## Exercise prompt:
Every line below that holds the string "Quarterback" should be copied out.

## Data excerpts:
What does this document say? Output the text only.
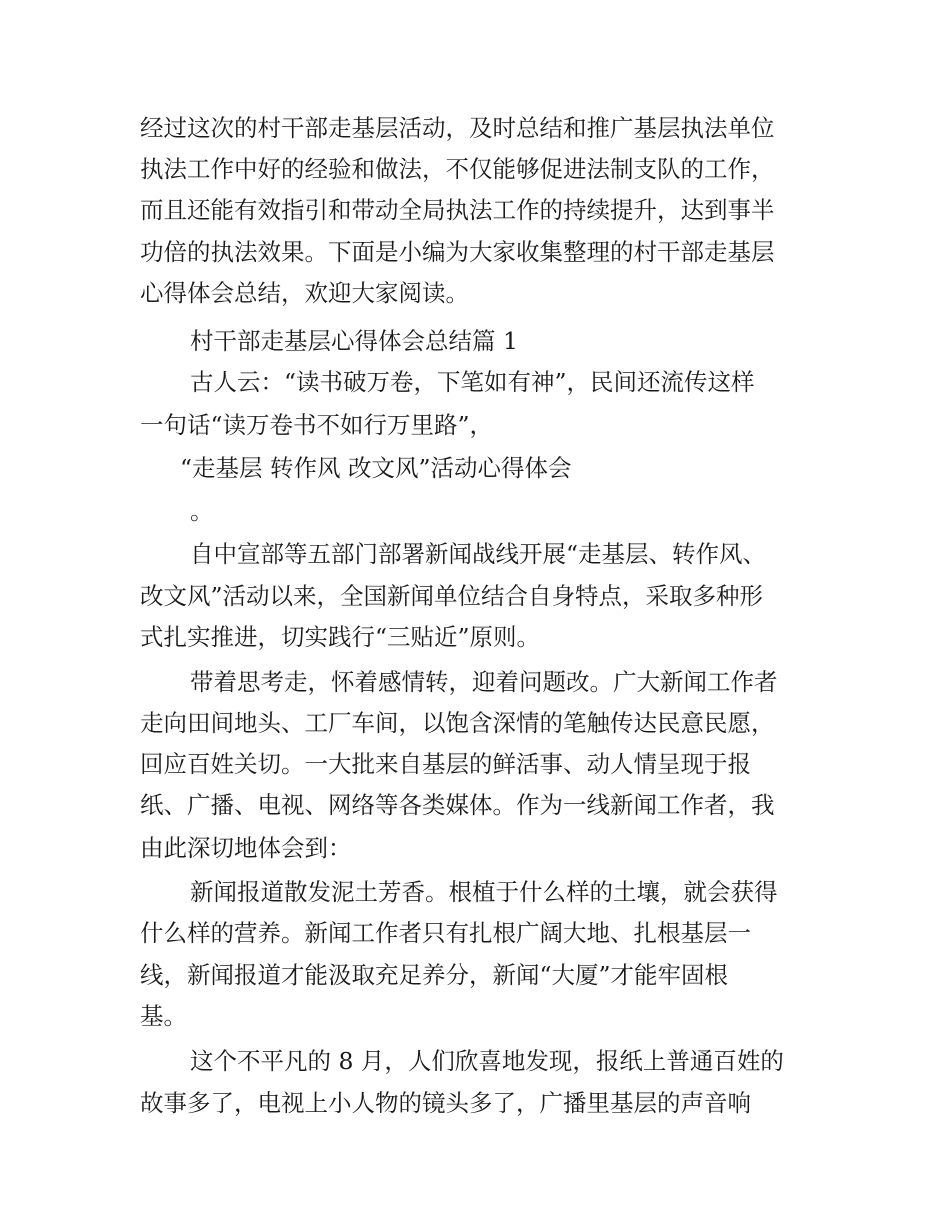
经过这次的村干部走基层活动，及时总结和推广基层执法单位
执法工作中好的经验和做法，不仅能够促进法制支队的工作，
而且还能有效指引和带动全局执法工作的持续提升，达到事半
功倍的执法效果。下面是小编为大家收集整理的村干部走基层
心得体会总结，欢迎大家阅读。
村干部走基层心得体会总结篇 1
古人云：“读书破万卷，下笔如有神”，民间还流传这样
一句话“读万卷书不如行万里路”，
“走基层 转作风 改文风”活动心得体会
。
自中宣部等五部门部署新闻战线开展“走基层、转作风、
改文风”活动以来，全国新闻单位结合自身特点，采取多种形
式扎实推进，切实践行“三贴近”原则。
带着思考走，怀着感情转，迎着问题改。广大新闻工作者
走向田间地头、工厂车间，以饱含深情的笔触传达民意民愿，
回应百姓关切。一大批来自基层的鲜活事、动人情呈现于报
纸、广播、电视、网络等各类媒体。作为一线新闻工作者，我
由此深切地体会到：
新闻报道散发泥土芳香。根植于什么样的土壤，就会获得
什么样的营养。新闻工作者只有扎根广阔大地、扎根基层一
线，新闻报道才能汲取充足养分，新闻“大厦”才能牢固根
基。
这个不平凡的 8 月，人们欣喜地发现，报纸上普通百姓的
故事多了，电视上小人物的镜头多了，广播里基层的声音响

==

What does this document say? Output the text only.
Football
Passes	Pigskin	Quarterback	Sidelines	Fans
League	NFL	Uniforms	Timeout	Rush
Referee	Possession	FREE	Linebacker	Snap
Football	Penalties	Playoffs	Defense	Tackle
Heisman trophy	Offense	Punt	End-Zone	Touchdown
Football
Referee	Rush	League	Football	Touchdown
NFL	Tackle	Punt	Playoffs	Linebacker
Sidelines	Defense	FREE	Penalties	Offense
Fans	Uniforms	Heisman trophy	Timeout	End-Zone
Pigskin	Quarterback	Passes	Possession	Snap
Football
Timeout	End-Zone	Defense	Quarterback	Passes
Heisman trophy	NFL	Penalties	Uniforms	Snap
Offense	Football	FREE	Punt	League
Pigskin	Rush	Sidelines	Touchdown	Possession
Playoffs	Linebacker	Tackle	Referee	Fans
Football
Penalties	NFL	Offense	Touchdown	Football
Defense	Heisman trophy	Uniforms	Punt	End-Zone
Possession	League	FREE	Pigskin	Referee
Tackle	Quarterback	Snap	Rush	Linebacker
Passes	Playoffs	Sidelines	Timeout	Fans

## Result for this task:
Passes	Pigskin	Quarterback	Sidelines	Fans
Pigskin	Quarterback	Passes	Possession	Snap
Timeout	End-Zone	Defense	Quarterback	Passes
Tackle	Quarterback	Snap	Rush	Linebacker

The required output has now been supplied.